:: What is expected ::
Rewrite the paragraph in the passage on human-AI interaction that begins "human-AI interaction also varies drastically" as a short bulleted list that keeps its main facts.

==== Text passage ====

Next, I dove into human-AI interaction by zooming out and looking at parallels between, a) human-human interaction, b) human-computer interaction, and c) human-AI interaction. I see human-AI interaction as sitting somewhere in between human-human interaction and human-computer interaction, leaning much closer to human-computer interaction, afterall AI can be considered a “machine”. That being said, there is a big difference in that AI is designed to learn from and mimic human judgment, decision making, and behavior, while static computers and websites are not.
human-AI interaction also varies drastically depending on the task and context. In this product the AI and humans needed to collaboratively work together to achieve the best result (i.e., saving time and grading accurately). In this situation, the instructors bring many preconceived notions and folk-theories about AI to the table. For instance, some assume that an AI can learn to grade exactly like them. This is a misconception. Afterall, a human can’t even agree with themselves 100% of the time (otherwise known as intra-rater reliability). In psychometrics/statistical terms your correlation with an AI can only be as high as you correlate with yourself. For example, you grade a set of writing, set it aside, a month later come back and grade it again. The correlation between your time 1 scores and your time 2 scores is your intra-rater reliability. Let’s say this correlation is .85 (pretty good!). This number sets the upper limits of how high an AI can correlate with you. In other words, .85 is the highest correlation you could have with an AI in this situation, a 100% agreement with AI is NOT possible and a correlation of .85 is highly improbable. In other words, the quality and reliability of the human grades will affect the AI’s ability to learn from human.
Additionally, a common request from people is that they want AI to be explainable. Or rather, they want an exact explanation of how the AI arrived at its judgments and decisions. A nearly impossible task. When instructors are told an exact explanation can’t be given, their reaction is to lower their trust in AI. The ironic aspect of this is that if you asked an instructor how they arrived at a grade, they could give an explanation, however, the explanation is likely incorrect. Humans do not have access to all of the why’s and how’s of what influences their decision making. They will attempt to give a rational explanation,
“Well, Amy’s organization of the paper made it hard to follow resulting in her overall lower grade.”

==== Extracted entries ====

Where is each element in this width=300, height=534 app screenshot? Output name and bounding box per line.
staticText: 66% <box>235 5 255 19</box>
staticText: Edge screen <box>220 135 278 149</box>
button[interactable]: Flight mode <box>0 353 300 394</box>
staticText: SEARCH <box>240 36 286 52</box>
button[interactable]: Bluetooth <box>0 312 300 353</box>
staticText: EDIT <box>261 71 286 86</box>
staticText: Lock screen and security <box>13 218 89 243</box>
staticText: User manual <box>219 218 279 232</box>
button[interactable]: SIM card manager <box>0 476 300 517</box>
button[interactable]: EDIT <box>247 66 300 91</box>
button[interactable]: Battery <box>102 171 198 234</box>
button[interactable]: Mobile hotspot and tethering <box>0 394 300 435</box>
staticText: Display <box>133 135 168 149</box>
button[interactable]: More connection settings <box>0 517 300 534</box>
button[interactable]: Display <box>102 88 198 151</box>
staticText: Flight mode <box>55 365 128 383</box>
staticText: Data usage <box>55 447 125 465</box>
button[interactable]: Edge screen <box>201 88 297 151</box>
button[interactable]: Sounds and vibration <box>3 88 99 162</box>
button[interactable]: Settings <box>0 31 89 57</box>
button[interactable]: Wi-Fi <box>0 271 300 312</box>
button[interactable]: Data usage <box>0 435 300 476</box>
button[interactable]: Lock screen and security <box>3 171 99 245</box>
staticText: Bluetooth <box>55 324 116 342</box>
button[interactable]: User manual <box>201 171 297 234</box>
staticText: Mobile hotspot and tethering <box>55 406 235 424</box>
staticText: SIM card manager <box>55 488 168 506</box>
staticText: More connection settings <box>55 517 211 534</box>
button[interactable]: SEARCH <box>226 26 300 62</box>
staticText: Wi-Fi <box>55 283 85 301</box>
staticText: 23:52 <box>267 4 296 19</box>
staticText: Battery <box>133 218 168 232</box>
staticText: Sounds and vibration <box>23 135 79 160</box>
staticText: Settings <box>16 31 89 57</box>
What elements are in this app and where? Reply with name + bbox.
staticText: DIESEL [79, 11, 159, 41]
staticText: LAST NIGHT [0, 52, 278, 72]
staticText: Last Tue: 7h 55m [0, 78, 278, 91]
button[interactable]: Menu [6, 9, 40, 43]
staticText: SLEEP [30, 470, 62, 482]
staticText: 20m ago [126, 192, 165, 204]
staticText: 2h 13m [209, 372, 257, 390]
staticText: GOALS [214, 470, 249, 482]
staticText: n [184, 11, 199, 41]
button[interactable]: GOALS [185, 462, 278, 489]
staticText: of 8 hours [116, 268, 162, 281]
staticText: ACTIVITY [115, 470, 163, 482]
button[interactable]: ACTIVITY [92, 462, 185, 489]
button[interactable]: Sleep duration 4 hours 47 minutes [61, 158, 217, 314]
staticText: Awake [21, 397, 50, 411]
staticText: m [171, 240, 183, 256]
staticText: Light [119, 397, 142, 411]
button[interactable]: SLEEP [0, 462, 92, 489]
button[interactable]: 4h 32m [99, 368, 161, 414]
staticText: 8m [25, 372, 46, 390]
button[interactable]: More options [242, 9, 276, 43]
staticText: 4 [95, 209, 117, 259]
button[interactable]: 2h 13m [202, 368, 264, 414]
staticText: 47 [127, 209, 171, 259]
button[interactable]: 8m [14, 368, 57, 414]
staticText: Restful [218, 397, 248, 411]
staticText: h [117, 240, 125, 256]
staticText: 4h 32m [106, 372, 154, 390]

====

:: Solution for this task ::
- Human-AI interaction varies drastically with the task and context.
- In this product, AI and humans had to work together to get the best result: saving time and grading accurately.
- Instructors bring preconceived notions and folk theories about AI. Some assume an AI can learn to grade exactly like them, which is a misconception.
- A person can't even agree with themselves 100% of the time. This is called intra-rater reliability.
- Intra-rater reliability is the correlation between your scores when you grade a set of writing and then grade it again a month later.
- That correlation, say .85, is the upper limit of how high an AI can correlate with you. 100% agreement with AI is not possible, and even .85 is highly improbable.
- The quality and reliability of human grades therefore affect how well the AI can learn from humans.